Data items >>

========

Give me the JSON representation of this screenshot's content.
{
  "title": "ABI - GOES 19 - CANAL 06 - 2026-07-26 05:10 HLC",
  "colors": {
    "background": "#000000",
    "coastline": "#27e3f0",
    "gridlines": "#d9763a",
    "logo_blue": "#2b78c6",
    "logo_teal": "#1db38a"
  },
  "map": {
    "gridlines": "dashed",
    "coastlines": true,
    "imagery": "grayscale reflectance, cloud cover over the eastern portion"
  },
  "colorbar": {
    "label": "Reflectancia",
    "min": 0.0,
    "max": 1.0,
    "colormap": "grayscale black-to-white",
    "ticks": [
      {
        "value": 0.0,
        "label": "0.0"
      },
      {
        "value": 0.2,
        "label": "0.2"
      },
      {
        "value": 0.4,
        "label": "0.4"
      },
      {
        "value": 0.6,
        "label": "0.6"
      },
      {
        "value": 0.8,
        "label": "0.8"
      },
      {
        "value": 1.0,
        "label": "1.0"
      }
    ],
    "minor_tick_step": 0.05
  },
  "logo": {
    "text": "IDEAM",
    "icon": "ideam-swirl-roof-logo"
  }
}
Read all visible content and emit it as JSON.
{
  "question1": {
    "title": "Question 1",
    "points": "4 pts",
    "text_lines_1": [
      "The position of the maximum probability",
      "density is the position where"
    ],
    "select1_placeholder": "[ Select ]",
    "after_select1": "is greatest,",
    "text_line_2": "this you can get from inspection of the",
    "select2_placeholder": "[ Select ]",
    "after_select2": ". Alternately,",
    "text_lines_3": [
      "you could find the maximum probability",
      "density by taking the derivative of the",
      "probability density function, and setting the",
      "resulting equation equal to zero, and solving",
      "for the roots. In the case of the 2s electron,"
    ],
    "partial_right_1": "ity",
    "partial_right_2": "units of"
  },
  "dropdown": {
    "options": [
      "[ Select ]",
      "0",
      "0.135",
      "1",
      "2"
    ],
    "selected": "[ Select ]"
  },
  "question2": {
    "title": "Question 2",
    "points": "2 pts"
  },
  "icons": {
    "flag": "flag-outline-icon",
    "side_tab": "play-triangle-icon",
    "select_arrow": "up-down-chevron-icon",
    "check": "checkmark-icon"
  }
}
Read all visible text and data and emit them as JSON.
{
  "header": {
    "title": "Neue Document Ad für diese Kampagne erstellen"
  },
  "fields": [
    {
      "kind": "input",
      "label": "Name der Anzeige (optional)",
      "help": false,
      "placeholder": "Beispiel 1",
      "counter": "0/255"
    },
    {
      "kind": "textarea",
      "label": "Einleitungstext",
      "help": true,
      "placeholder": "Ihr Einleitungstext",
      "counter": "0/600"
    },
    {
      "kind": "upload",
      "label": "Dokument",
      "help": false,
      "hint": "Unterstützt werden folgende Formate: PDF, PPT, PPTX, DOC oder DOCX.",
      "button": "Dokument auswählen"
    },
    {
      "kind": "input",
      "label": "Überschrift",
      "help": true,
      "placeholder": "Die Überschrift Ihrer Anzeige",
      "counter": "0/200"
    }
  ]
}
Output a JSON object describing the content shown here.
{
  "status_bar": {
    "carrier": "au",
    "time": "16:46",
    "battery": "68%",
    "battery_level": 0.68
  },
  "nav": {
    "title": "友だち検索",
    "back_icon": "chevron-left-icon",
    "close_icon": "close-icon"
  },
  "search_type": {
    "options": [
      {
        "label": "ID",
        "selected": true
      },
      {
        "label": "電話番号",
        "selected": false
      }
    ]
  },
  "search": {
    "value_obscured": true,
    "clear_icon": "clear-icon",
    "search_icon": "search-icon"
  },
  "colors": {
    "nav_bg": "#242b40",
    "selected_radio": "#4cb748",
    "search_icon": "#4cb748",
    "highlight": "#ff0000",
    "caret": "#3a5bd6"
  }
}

========

Problem details >>
Your task is to retype all of the records exactly.

Solution for this task >>
Give me the JSON representation of this screenshot's content.
{
  "title": "ABI - GOES 19 - CANAL 06 - 2026-07-26 05:10 HLC",
  "colors": {
    "background": "#000000",
    "coastline": "#27e3f0",
    "gridlines": "#d9763a",
    "logo_blue": "#2b78c6",
    "logo_teal": "#1db38a"
  },
  "map": {
    "gridlines": "dashed",
    "coastlines": true,
    "imagery": "grayscale reflectance, cloud cover over the eastern portion"
  },
  "colorbar": {
    "label": "Reflectancia",
    "min": 0.0,
    "max": 1.0,
    "colormap": "grayscale black-to-white",
    "ticks": [
      {
        "value": 0.0,
        "label": "0.0"
      },
      {
        "value": 0.2,
        "label": "0.2"
      },
      {
        "value": 0.4,
        "label": "0.4"
      },
      {
        "value": 0.6,
        "label": "0.6"
      },
      {
        "value": 0.8,
        "label": "0.8"
      },
      {
        "value": 1.0,
        "label": "1.0"
      }
    ],
    "minor_tick_step": 0.05
  },
  "logo": {
    "text": "IDEAM",
    "icon": "ideam-swirl-roof-logo"
  }
}
Read all visible content and emit it as JSON.
{
  "question1": {
    "title": "Question 1",
    "points": "4 pts",
    "text_lines_1": [
      "The position of the maximum probability",
      "density is the position where"
    ],
    "select1_placeholder": "[ Select ]",
    "after_select1": "is greatest,",
    "text_line_2": "this you can get from inspection of the",
    "select2_placeholder": "[ Select ]",
    "after_select2": ". Alternately,",
    "text_lines_3": [
      "you could find the maximum probability",
      "density by taking the derivative of the",
      "probability density function, and setting the",
      "resulting equation equal to zero, and solving",
      "for the roots. In the case of the 2s electron,"
    ],
    "partial_right_1": "ity",
    "partial_right_2": "units of"
  },
  "dropdown": {
    "options": [
      "[ Select ]",
      "0",
      "0.135",
      "1",
      "2"
    ],
    "selected": "[ Select ]"
  },
  "question2": {
    "title": "Question 2",
    "points": "2 pts"
  },
  "icons": {
    "flag": "flag-outline-icon",
    "side_tab": "play-triangle-icon",
    "select_arrow": "up-down-chevron-icon",
    "check": "checkmark-icon"
  }
}
Read all visible text and data and emit them as JSON.
{
  "header": {
    "title": "Neue Document Ad für diese Kampagne erstellen"
  },
  "fields": [
    {
      "kind": "input",
      "label": "Name der Anzeige (optional)",
      "help": false,
      "placeholder": "Beispiel 1",
      "counter": "0/255"
    },
    {
      "kind": "textarea",
      "label": "Einleitungstext",
      "help": true,
      "placeholder": "Ihr Einleitungstext",
      "counter": "0/600"
    },
    {
      "kind": "upload",
      "label": "Dokument",
      "help": false,
      "hint": "Unterstützt werden folgende Formate: PDF, PPT, PPTX, DOC oder DOCX.",
      "button": "Dokument auswählen"
    },
    {
      "kind": "input",
      "label": "Überschrift",
      "help": true,
      "placeholder": "Die Überschrift Ihrer Anzeige",
      "counter": "0/200"
    }
  ]
}
Output a JSON object describing the content shown here.
{
  "status_bar": {
    "carrier": "au",
    "time": "16:46",
    "battery": "68%",
    "battery_level": 0.68
  },
  "nav": {
    "title": "友だち検索",
    "back_icon": "chevron-left-icon",
    "close_icon": "close-icon"
  },
  "search_type": {
    "options": [
      {
        "label": "ID",
        "selected": true
      },
      {
        "label": "電話番号",
        "selected": false
      }
    ]
  },
  "search": {
    "value_obscured": true,
    "clear_icon": "clear-icon",
    "search_icon": "search-icon"
  },
  "colors": {
    "nav_bg": "#242b40",
    "selected_radio": "#4cb748",
    "search_icon": "#4cb748",
    "highlight": "#ff0000",
    "caret": "#3a5bd6"
  }
}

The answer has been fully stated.